=== Exercise objective ===
Show, in full, each line of the data that contains "dost".

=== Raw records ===
»»

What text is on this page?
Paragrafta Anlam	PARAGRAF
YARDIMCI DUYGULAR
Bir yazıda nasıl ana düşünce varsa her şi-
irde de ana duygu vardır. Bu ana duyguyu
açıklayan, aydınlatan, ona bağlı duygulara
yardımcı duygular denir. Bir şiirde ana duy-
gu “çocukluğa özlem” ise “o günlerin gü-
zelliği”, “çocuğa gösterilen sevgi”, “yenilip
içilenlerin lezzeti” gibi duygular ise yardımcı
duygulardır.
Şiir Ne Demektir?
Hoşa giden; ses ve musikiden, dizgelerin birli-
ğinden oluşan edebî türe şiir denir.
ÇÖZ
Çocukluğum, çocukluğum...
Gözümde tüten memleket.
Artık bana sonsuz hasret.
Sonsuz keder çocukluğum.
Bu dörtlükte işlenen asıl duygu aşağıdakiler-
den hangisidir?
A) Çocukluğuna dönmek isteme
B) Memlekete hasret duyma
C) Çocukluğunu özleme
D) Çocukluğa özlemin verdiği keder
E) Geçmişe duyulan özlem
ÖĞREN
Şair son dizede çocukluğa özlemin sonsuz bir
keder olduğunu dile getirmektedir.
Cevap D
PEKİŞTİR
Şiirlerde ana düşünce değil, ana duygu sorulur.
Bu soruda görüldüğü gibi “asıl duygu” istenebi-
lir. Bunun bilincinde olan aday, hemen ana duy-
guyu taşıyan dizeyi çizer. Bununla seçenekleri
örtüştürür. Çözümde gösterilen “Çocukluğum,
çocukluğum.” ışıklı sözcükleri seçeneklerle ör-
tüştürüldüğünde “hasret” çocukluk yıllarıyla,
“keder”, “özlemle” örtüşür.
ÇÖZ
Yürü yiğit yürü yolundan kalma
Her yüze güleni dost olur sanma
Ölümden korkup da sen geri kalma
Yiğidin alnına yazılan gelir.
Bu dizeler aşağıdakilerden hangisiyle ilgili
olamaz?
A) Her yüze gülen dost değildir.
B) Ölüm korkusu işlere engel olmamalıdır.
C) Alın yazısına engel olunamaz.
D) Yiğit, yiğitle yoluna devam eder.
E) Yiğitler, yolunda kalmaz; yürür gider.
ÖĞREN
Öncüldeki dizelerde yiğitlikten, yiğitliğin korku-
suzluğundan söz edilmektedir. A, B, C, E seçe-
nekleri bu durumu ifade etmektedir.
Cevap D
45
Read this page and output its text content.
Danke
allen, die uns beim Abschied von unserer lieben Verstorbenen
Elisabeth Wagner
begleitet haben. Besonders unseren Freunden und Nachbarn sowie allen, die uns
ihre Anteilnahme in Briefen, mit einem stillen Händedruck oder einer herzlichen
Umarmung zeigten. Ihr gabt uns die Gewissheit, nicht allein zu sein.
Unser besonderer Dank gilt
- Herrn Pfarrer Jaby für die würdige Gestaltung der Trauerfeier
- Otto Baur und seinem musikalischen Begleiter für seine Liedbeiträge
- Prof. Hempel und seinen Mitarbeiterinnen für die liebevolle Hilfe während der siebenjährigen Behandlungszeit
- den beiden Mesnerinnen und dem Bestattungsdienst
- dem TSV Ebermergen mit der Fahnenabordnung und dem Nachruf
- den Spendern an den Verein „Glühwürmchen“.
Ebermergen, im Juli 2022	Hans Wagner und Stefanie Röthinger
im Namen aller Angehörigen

««

=== Answer in full ===
Her yüze güleni dost olur sanma
A) Her yüze gülen dost değildir.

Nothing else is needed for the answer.